• [Problem] Restate all of the entries exactly, dropping any pictures they hold.

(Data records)
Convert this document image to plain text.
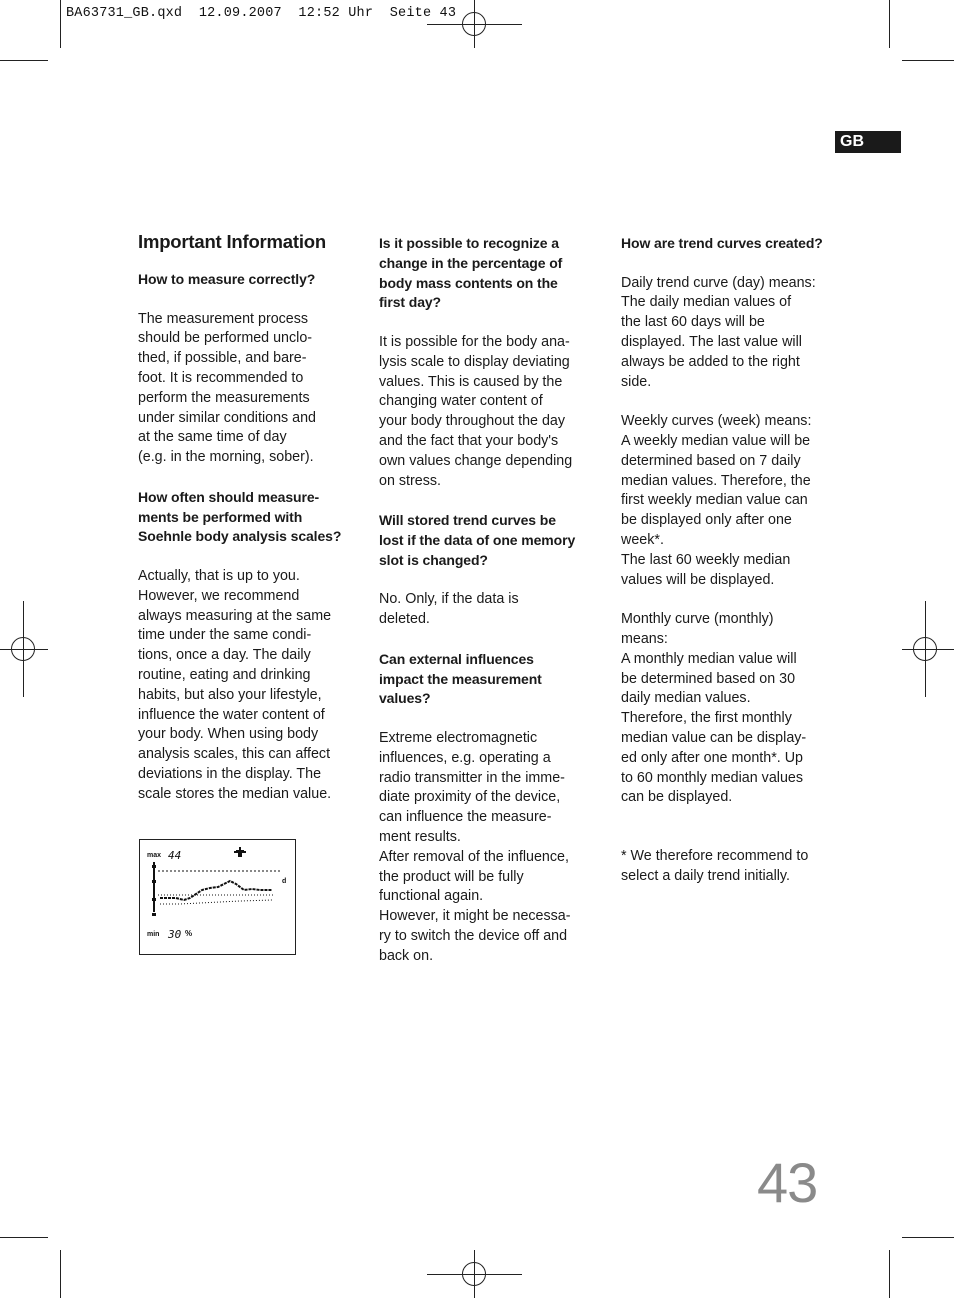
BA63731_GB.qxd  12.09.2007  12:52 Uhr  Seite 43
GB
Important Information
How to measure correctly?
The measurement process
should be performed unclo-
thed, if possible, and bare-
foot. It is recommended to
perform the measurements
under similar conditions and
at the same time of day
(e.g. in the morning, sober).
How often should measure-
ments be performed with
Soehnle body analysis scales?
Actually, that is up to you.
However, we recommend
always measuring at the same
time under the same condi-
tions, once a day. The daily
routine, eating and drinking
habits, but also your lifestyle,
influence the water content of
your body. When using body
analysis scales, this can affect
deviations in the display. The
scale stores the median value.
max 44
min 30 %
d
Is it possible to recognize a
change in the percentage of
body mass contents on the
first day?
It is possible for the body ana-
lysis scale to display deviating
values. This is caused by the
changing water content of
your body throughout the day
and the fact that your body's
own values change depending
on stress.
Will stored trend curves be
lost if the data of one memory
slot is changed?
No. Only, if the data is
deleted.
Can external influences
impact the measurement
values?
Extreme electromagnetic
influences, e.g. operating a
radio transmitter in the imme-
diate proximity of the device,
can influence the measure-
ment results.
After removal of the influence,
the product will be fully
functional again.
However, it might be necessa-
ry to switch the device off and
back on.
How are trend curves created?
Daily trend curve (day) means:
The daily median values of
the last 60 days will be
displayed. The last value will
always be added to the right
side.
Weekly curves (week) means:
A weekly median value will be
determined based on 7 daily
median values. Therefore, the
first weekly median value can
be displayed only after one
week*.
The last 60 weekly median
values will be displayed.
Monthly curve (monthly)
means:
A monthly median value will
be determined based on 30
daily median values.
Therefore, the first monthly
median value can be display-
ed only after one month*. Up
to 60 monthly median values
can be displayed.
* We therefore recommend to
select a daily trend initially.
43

• [Answer for this exercise]
Convert this document image to plain text.
BA63731_GB.qxd  12.09.2007  12:52 Uhr  Seite 43
GB
Important Information
How to measure correctly?
The measurement process
should be performed unclo-
thed, if possible, and bare-
foot. It is recommended to
perform the measurements
under similar conditions and
at the same time of day
(e.g. in the morning, sober).
How often should measure-
ments be performed with
Soehnle body analysis scales?
Actually, that is up to you.
However, we recommend
always measuring at the same
time under the same condi-
tions, once a day. The daily
routine, eating and drinking
habits, but also your lifestyle,
influence the water content of
your body. When using body
analysis scales, this can affect
deviations in the display. The
scale stores the median value.
max 44
min 30 %
d
Is it possible to recognize a
change in the percentage of
body mass contents on the
first day?
It is possible for the body ana-
lysis scale to display deviating
values. This is caused by the
changing water content of
your body throughout the day
and the fact that your body's
own values change depending
on stress.
Will stored trend curves be
lost if the data of one memory
slot is changed?
No. Only, if the data is
deleted.
Can external influences
impact the measurement
values?
Extreme electromagnetic
influences, e.g. operating a
radio transmitter in the imme-
diate proximity of the device,
can influence the measure-
ment results.
After removal of the influence,
the product will be fully
functional again.
However, it might be necessa-
ry to switch the device off and
back on.
How are trend curves created?
Daily trend curve (day) means:
The daily median values of
the last 60 days will be
displayed. The last value will
always be added to the right
side.
Weekly curves (week) means:
A weekly median value will be
determined based on 7 daily
median values. Therefore, the
first weekly median value can
be displayed only after one
week*.
The last 60 weekly median
values will be displayed.
Monthly curve (monthly)
means:
A monthly median value will
be determined based on 30
daily median values.
Therefore, the first monthly
median value can be display-
ed only after one month*. Up
to 60 monthly median values
can be displayed.
* We therefore recommend to
select a daily trend initially.
43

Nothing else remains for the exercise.